**Recorded data**
____
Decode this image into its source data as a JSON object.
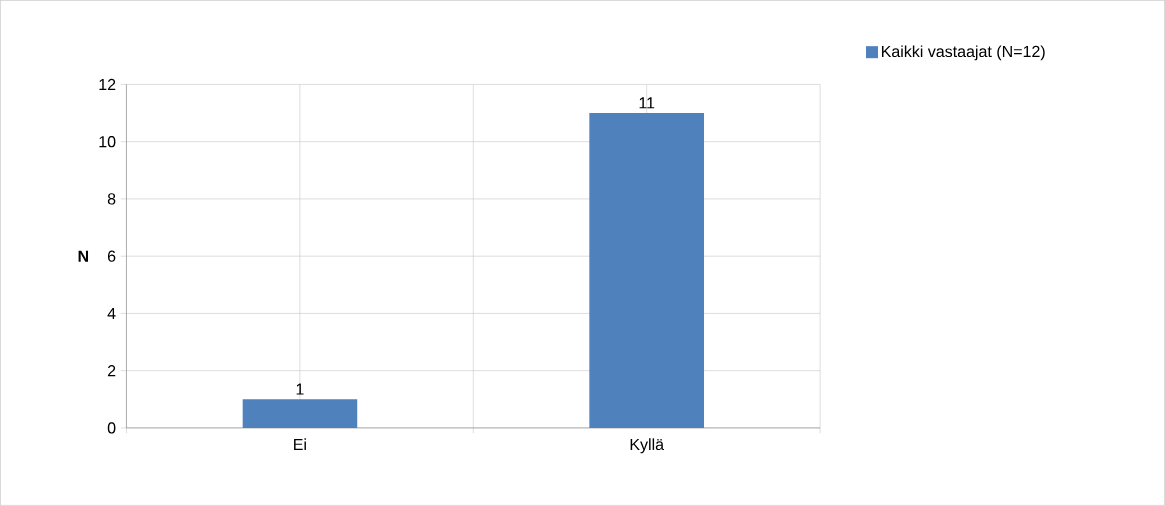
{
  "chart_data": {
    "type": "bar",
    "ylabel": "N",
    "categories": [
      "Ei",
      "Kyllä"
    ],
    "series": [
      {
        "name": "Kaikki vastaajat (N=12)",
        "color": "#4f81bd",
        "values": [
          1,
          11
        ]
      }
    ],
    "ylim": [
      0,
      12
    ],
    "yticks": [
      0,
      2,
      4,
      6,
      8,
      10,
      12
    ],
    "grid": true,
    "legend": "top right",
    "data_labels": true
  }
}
____
Reproduce the full listing above verbatim, with no pictures included.

Decode this image into its source data as a JSON object.
{
  "chart_data": {
    "type": "bar",
    "ylabel": "N",
    "categories": [
      "Ei",
      "Kyllä"
    ],
    "series": [
      {
        "name": "Kaikki vastaajat (N=12)",
        "color": "#4f81bd",
        "values": [
          1,
          11
        ]
      }
    ],
    "ylim": [
      0,
      12
    ],
    "yticks": [
      0,
      2,
      4,
      6,
      8,
      10,
      12
    ],
    "grid": true,
    "legend": "top right",
    "data_labels": true
  }
}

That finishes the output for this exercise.